>> begin SOURCE MATERIAL

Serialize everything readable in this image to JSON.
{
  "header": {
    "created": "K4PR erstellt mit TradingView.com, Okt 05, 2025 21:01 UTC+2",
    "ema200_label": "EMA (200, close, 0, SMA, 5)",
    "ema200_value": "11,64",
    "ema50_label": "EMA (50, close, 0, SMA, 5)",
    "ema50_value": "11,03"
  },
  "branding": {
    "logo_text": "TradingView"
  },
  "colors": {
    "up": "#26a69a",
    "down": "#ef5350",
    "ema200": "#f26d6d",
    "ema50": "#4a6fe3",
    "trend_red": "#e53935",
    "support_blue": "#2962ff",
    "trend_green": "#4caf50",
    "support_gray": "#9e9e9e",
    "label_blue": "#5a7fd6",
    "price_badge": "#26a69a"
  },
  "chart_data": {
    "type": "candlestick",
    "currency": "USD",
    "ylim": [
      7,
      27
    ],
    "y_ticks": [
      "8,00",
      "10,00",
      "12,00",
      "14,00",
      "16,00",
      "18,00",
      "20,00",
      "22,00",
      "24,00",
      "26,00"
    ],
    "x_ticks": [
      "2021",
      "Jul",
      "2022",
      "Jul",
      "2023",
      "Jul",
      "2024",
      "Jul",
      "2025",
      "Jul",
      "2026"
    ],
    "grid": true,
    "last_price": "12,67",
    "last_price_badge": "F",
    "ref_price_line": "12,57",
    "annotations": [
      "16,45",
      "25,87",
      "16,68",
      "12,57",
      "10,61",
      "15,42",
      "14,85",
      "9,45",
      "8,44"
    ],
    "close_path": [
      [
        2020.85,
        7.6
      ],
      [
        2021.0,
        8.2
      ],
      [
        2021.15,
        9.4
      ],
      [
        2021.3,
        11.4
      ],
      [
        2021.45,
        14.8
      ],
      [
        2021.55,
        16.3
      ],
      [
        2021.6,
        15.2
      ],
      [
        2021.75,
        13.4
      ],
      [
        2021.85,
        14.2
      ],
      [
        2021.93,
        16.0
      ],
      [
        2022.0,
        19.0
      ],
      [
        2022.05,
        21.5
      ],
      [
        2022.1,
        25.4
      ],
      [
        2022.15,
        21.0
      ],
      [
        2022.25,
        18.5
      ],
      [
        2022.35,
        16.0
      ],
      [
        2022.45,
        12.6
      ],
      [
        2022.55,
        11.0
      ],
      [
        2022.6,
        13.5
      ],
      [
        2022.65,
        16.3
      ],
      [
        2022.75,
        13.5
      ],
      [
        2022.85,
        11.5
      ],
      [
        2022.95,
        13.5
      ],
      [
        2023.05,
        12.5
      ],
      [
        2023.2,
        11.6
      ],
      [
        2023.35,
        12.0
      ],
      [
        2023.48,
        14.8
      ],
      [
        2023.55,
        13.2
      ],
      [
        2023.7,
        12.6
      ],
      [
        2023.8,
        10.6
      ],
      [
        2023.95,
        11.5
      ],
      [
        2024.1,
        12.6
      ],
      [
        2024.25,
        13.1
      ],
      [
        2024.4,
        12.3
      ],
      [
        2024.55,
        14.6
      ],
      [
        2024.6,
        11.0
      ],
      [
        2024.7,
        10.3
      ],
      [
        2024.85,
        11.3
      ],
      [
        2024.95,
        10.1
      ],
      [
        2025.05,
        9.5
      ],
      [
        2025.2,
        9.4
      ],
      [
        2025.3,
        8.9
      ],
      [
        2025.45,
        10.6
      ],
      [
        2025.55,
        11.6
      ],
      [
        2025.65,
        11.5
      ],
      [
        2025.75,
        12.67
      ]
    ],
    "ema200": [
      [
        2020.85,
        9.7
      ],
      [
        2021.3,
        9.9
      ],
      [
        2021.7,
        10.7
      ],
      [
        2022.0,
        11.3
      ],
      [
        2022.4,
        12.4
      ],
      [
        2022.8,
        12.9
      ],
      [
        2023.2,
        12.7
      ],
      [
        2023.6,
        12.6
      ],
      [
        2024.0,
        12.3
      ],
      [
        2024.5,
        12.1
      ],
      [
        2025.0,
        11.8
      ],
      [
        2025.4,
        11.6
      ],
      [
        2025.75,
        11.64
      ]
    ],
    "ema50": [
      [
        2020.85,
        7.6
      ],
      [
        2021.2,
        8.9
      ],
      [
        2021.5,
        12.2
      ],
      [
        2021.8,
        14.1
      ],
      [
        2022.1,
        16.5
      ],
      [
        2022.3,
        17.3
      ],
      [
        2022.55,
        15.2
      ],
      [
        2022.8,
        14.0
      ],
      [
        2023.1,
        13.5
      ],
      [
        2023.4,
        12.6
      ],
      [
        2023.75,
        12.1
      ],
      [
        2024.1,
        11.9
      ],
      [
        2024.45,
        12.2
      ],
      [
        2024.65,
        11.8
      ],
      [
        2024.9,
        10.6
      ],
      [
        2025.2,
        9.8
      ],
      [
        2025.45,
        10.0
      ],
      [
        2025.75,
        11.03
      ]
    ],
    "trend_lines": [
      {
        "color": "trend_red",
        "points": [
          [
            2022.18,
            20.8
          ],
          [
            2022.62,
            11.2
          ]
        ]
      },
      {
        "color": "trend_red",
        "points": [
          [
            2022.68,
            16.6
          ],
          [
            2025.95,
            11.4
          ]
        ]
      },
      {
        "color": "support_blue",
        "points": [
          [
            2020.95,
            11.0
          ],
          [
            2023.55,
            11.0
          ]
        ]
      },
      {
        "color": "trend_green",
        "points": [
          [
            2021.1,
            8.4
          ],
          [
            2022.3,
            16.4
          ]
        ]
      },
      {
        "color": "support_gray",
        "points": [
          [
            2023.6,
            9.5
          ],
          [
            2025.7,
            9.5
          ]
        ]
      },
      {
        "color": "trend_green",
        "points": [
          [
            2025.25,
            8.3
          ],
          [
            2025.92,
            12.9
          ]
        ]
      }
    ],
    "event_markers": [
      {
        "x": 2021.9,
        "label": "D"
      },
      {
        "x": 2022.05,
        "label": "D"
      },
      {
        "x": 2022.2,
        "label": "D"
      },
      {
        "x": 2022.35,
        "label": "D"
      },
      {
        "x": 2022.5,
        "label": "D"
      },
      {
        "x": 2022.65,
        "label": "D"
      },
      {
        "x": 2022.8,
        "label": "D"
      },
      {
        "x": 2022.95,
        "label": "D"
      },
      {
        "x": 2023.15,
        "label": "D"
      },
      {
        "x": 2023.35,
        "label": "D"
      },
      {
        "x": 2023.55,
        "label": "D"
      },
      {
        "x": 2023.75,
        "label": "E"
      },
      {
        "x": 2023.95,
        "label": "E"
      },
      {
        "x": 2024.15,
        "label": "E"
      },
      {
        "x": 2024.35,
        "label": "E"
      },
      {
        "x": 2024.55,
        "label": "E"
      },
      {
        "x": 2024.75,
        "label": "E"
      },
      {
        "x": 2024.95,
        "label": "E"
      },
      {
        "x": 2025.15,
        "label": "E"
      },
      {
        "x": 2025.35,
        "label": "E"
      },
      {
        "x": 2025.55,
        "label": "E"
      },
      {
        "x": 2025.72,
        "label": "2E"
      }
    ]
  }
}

>> end SOURCE MATERIAL

EXERCISE GOAL =
In the entries above, find each line with the word "TradingView" and show it.

TASK RESULT =
    "created": "K4PR erstellt mit TradingView.com, Okt 05, 2025 21:01 UTC+2",
    "logo_text": "TradingView"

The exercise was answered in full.